[Items listed in a dataset]
** Start **
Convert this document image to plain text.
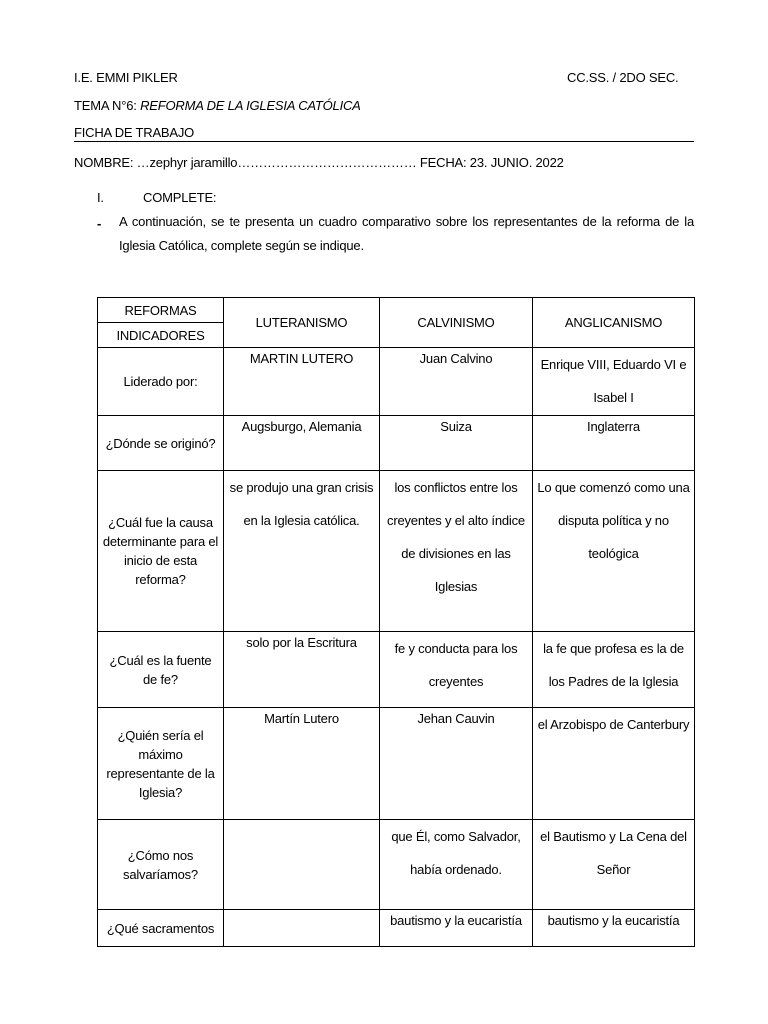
I.E. EMMI PIKLER	CC.SS. / 2DO SEC.
TEMA N°6: REFORMA DE LA IGLESIA CATÓLICA
FICHA DE TRABAJO
NOMBRE: …zephyr jaramillo…………………………………… FECHA: 23. JUNIO. 2022
I.	COMPLETE:
- A continuación, se te presenta un cuadro comparativo sobre los representantes de la reforma de la Iglesia Católica, complete según se indique.
REFORMAS	LUTERANISMO	CALVINISMO	ANGLICANISMO
INDICADORES			
Liderado por:	MARTIN LUTERO	Juan Calvino	Enrique VIII, Eduardo VI e Isabel I
¿Dónde se originó?	Augsburgo, Alemania	Suiza	Inglaterra
¿Cuál fue la causa determinante para el inicio de esta reforma?	se produjo una gran crisis en la Iglesia católica.	los conflictos entre los creyentes y el alto índice de divisiones en las Iglesias	Lo que comenzó como una disputa política y no teológica
¿Cuál es la fuente de fe?	solo por la Escritura	fe y conducta para los creyentes	la fe que profesa es la de los Padres de la Iglesia
¿Quién sería el máximo representante de la Iglesia?	Martín Lutero	Jehan Cauvin	el Arzobispo de Canterbury
¿Cómo nos salvaríamos?		que Él, como Salvador, había ordenado.	el Bautismo y La Cena del Señor
¿Qué sacramentos		bautismo y la eucaristía	bautismo y la eucaristía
** End **
### TASK DESCRIPTION
Pictures in the records must not appear in the copy; transcribe everything else precisely.

### IN RESPONSE
Convert this document image to plain text.
I.E. EMMI PIKLER	CC.SS. / 2DO SEC.
TEMA N°6: REFORMA DE LA IGLESIA CATÓLICA
FICHA DE TRABAJO
NOMBRE: …zephyr jaramillo…………………………………… FECHA: 23. JUNIO. 2022
I.	COMPLETE:
- A continuación, se te presenta un cuadro comparativo sobre los representantes de la reforma de la Iglesia Católica, complete según se indique.
REFORMAS	LUTERANISMO	CALVINISMO	ANGLICANISMO
INDICADORES			
Liderado por:	MARTIN LUTERO	Juan Calvino	Enrique VIII, Eduardo VI e Isabel I
¿Dónde se originó?	Augsburgo, Alemania	Suiza	Inglaterra
¿Cuál fue la causa determinante para el inicio de esta reforma?	se produjo una gran crisis en la Iglesia católica.	los conflictos entre los creyentes y el alto índice de divisiones en las Iglesias	Lo que comenzó como una disputa política y no teológica
¿Cuál es la fuente de fe?	solo por la Escritura	fe y conducta para los creyentes	la fe que profesa es la de los Padres de la Iglesia
¿Quién sería el máximo representante de la Iglesia?	Martín Lutero	Jehan Cauvin	el Arzobispo de Canterbury
¿Cómo nos salvaríamos?		que Él, como Salvador, había ordenado.	el Bautismo y La Cena del Señor
¿Qué sacramentos		bautismo y la eucaristía	bautismo y la eucaristía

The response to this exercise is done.